• AIM:
Copy the data exactly; pictures stay out of the copy.

--- RECORD EXTRACTS ---

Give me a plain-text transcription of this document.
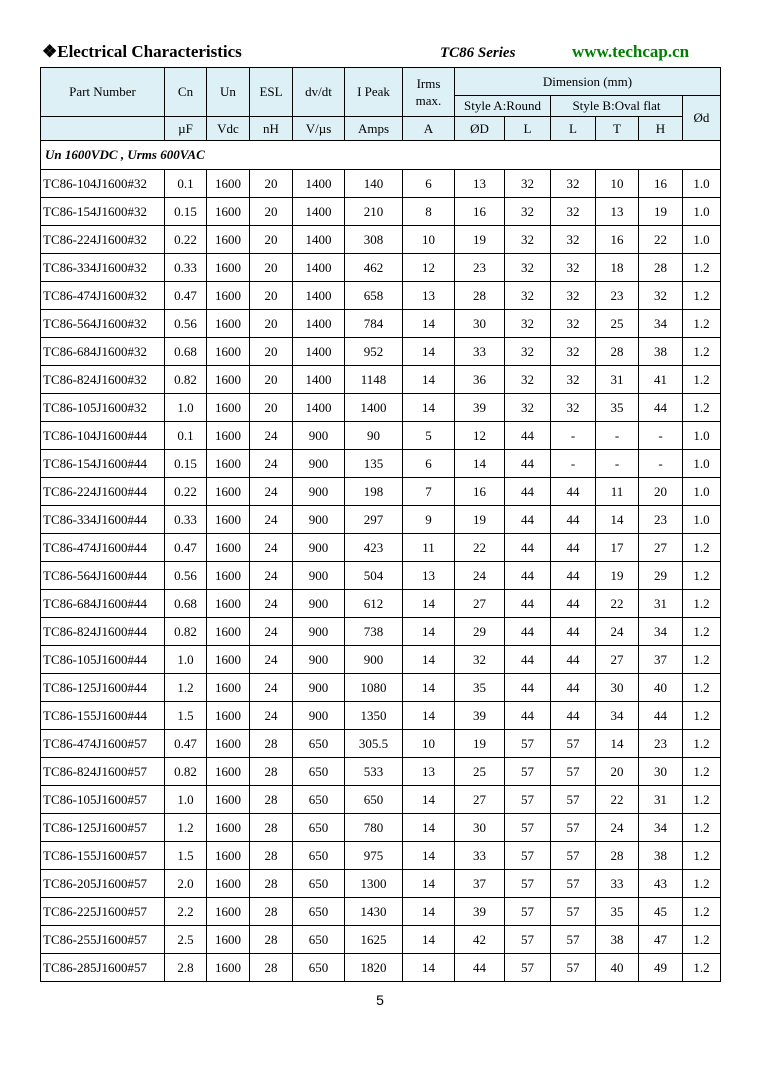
❖Electrical Characteristics	TC86 Series	www.techcap.cn
Part Number	Cn	Un	ESL	dv/dt	I Peak	Irms max.	Dimension (mm)					
							Style A:Round		Style B:Oval flat			Ød
	µF	Vdc	nH	V/µs	Amps	A	ØD	L	L	T	H	
Un 1600VDC , Urms 600VAC												
TC86-104J1600#32	0.1	1600	20	1400	140	6	13	32	32	10	16	1.0
TC86-154J1600#32	0.15	1600	20	1400	210	8	16	32	32	13	19	1.0
TC86-224J1600#32	0.22	1600	20	1400	308	10	19	32	32	16	22	1.0
TC86-334J1600#32	0.33	1600	20	1400	462	12	23	32	32	18	28	1.2
TC86-474J1600#32	0.47	1600	20	1400	658	13	28	32	32	23	32	1.2
TC86-564J1600#32	0.56	1600	20	1400	784	14	30	32	32	25	34	1.2
TC86-684J1600#32	0.68	1600	20	1400	952	14	33	32	32	28	38	1.2
TC86-824J1600#32	0.82	1600	20	1400	1148	14	36	32	32	31	41	1.2
TC86-105J1600#32	1.0	1600	20	1400	1400	14	39	32	32	35	44	1.2
TC86-104J1600#44	0.1	1600	24	900	90	5	12	44	-	-	-	1.0
TC86-154J1600#44	0.15	1600	24	900	135	6	14	44	-	-	-	1.0
TC86-224J1600#44	0.22	1600	24	900	198	7	16	44	44	11	20	1.0
TC86-334J1600#44	0.33	1600	24	900	297	9	19	44	44	14	23	1.0
TC86-474J1600#44	0.47	1600	24	900	423	11	22	44	44	17	27	1.2
TC86-564J1600#44	0.56	1600	24	900	504	13	24	44	44	19	29	1.2
TC86-684J1600#44	0.68	1600	24	900	612	14	27	44	44	22	31	1.2
TC86-824J1600#44	0.82	1600	24	900	738	14	29	44	44	24	34	1.2
TC86-105J1600#44	1.0	1600	24	900	900	14	32	44	44	27	37	1.2
TC86-125J1600#44	1.2	1600	24	900	1080	14	35	44	44	30	40	1.2
TC86-155J1600#44	1.5	1600	24	900	1350	14	39	44	44	34	44	1.2
TC86-474J1600#57	0.47	1600	28	650	305.5	10	19	57	57	14	23	1.2
TC86-824J1600#57	0.82	1600	28	650	533	13	25	57	57	20	30	1.2
TC86-105J1600#57	1.0	1600	28	650	650	14	27	57	57	22	31	1.2
TC86-125J1600#57	1.2	1600	28	650	780	14	30	57	57	24	34	1.2
TC86-155J1600#57	1.5	1600	28	650	975	14	33	57	57	28	38	1.2
TC86-205J1600#57	2.0	1600	28	650	1300	14	37	57	57	33	43	1.2
TC86-225J1600#57	2.2	1600	28	650	1430	14	39	57	57	35	45	1.2
TC86-255J1600#57	2.5	1600	28	650	1625	14	42	57	57	38	47	1.2
TC86-285J1600#57	2.8	1600	28	650	1820	14	44	57	57	40	49	1.2
5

---

• ANSWER TO THIS TASK:
Give me a plain-text transcription of this document.
❖Electrical Characteristics	TC86 Series	www.techcap.cn
Part Number	Cn	Un	ESL	dv/dt	I Peak	Irms max.	Dimension (mm)					
							Style A:Round		Style B:Oval flat			Ød
	µF	Vdc	nH	V/µs	Amps	A	ØD	L	L	T	H	
Un 1600VDC , Urms 600VAC												
TC86-104J1600#32	0.1	1600	20	1400	140	6	13	32	32	10	16	1.0
TC86-154J1600#32	0.15	1600	20	1400	210	8	16	32	32	13	19	1.0
TC86-224J1600#32	0.22	1600	20	1400	308	10	19	32	32	16	22	1.0
TC86-334J1600#32	0.33	1600	20	1400	462	12	23	32	32	18	28	1.2
TC86-474J1600#32	0.47	1600	20	1400	658	13	28	32	32	23	32	1.2
TC86-564J1600#32	0.56	1600	20	1400	784	14	30	32	32	25	34	1.2
TC86-684J1600#32	0.68	1600	20	1400	952	14	33	32	32	28	38	1.2
TC86-824J1600#32	0.82	1600	20	1400	1148	14	36	32	32	31	41	1.2
TC86-105J1600#32	1.0	1600	20	1400	1400	14	39	32	32	35	44	1.2
TC86-104J1600#44	0.1	1600	24	900	90	5	12	44	-	-	-	1.0
TC86-154J1600#44	0.15	1600	24	900	135	6	14	44	-	-	-	1.0
TC86-224J1600#44	0.22	1600	24	900	198	7	16	44	44	11	20	1.0
TC86-334J1600#44	0.33	1600	24	900	297	9	19	44	44	14	23	1.0
TC86-474J1600#44	0.47	1600	24	900	423	11	22	44	44	17	27	1.2
TC86-564J1600#44	0.56	1600	24	900	504	13	24	44	44	19	29	1.2
TC86-684J1600#44	0.68	1600	24	900	612	14	27	44	44	22	31	1.2
TC86-824J1600#44	0.82	1600	24	900	738	14	29	44	44	24	34	1.2
TC86-105J1600#44	1.0	1600	24	900	900	14	32	44	44	27	37	1.2
TC86-125J1600#44	1.2	1600	24	900	1080	14	35	44	44	30	40	1.2
TC86-155J1600#44	1.5	1600	24	900	1350	14	39	44	44	34	44	1.2
TC86-474J1600#57	0.47	1600	28	650	305.5	10	19	57	57	14	23	1.2
TC86-824J1600#57	0.82	1600	28	650	533	13	25	57	57	20	30	1.2
TC86-105J1600#57	1.0	1600	28	650	650	14	27	57	57	22	31	1.2
TC86-125J1600#57	1.2	1600	28	650	780	14	30	57	57	24	34	1.2
TC86-155J1600#57	1.5	1600	28	650	975	14	33	57	57	28	38	1.2
TC86-205J1600#57	2.0	1600	28	650	1300	14	37	57	57	33	43	1.2
TC86-225J1600#57	2.2	1600	28	650	1430	14	39	57	57	35	45	1.2
TC86-255J1600#57	2.5	1600	28	650	1625	14	42	57	57	38	47	1.2
TC86-285J1600#57	2.8	1600	28	650	1820	14	44	57	57	40	49	1.2
5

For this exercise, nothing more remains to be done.